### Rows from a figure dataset
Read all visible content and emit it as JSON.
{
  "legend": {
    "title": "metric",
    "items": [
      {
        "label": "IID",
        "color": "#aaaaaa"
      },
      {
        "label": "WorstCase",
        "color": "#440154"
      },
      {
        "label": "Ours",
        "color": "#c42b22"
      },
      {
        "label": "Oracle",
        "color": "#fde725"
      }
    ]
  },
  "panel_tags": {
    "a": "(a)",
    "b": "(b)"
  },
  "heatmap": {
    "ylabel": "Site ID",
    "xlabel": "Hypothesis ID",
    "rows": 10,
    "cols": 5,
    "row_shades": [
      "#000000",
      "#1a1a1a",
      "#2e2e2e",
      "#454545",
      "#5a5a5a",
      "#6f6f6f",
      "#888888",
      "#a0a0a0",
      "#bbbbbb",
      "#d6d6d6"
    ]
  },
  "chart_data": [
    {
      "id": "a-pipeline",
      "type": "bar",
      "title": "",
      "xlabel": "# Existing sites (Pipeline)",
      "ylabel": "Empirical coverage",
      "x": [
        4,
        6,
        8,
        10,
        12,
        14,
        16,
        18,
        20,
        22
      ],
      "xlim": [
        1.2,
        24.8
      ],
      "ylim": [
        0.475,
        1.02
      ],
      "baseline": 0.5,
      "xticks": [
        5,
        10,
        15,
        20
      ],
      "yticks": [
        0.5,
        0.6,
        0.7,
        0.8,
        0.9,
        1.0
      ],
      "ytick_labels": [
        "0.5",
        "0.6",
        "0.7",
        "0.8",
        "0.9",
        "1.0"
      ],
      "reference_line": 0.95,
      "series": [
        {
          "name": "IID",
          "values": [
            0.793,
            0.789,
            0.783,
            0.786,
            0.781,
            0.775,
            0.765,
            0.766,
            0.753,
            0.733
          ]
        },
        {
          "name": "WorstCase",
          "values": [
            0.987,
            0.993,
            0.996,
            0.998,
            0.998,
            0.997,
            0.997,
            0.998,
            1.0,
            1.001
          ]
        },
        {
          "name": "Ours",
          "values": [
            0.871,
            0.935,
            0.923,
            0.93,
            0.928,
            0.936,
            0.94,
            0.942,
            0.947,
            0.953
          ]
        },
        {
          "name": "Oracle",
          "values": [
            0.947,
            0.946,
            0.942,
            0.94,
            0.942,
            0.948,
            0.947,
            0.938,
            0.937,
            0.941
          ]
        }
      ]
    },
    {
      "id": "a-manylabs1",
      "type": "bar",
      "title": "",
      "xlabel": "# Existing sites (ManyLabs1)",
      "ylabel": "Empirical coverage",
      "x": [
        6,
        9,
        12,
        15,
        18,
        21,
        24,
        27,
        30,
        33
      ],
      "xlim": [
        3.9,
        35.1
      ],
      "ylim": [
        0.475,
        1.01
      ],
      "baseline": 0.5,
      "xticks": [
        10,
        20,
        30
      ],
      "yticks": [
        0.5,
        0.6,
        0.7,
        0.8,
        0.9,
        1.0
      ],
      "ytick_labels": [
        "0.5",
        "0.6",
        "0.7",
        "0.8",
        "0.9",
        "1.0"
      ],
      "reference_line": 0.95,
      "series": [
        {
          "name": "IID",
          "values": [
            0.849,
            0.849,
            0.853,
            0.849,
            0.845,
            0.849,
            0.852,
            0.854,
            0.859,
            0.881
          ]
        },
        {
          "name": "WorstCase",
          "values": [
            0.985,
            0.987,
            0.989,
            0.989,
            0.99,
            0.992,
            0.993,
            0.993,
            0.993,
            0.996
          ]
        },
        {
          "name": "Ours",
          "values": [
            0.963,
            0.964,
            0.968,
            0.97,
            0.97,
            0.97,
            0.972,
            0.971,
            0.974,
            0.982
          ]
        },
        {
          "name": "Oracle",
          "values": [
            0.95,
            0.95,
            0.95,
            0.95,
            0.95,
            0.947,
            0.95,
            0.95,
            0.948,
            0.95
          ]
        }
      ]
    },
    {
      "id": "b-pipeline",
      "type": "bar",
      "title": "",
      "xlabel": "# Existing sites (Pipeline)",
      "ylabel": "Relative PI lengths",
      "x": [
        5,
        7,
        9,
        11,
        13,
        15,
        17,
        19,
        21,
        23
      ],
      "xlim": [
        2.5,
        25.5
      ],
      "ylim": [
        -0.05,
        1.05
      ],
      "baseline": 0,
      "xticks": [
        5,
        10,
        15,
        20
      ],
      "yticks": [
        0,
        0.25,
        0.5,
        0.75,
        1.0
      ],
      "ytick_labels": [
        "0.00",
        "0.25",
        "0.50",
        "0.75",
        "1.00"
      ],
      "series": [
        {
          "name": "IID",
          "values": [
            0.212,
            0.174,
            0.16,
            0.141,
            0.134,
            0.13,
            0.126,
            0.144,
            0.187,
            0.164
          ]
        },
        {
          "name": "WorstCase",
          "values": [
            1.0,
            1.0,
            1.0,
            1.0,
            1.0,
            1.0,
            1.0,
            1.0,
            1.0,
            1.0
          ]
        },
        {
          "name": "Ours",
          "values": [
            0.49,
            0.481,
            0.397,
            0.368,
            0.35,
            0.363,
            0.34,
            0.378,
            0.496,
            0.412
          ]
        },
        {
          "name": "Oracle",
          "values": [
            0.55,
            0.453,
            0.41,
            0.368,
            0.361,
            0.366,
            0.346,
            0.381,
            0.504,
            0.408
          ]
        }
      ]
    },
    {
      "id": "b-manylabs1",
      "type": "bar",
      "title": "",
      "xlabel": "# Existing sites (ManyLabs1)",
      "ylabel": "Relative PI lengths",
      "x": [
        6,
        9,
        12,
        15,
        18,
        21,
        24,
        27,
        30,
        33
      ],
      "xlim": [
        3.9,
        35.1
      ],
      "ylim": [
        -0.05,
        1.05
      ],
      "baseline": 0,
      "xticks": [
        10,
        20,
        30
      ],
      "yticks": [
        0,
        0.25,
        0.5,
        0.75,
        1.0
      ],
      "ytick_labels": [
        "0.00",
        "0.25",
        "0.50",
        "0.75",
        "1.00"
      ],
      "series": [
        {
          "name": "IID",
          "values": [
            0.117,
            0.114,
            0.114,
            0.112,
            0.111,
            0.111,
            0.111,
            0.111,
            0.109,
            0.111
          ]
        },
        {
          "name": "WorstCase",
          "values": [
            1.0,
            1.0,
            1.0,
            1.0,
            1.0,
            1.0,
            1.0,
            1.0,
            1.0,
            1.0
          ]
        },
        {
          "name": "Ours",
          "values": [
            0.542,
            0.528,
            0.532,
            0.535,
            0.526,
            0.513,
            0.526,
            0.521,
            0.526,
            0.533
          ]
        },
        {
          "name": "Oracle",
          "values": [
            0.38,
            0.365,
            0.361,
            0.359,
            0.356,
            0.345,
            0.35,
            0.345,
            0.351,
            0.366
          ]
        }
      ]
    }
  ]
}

### Exercise
Copy, from the material above, each line in which the string "color" occurs.

### Solution to this problem
        "color": "#aaaaaa"
        "color": "#440154"
        "color": "#c42b22"
        "color": "#fde725"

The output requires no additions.